__SHORT EXERCISE__:
Scan the records for the word "atribuible". Copy each line that includes it.

[BEGIN]

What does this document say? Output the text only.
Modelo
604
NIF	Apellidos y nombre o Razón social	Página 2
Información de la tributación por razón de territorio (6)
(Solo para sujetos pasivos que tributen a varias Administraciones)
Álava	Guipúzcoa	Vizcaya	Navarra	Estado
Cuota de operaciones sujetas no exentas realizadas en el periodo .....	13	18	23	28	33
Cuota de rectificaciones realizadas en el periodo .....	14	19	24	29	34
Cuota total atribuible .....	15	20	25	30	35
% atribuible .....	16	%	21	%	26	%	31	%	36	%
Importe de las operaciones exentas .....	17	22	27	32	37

[END]

__RESULT__:
Cuota total atribuible .....	15	20	25	30	35
% atribuible .....	16	%	21	%	26	%	31	%	36	%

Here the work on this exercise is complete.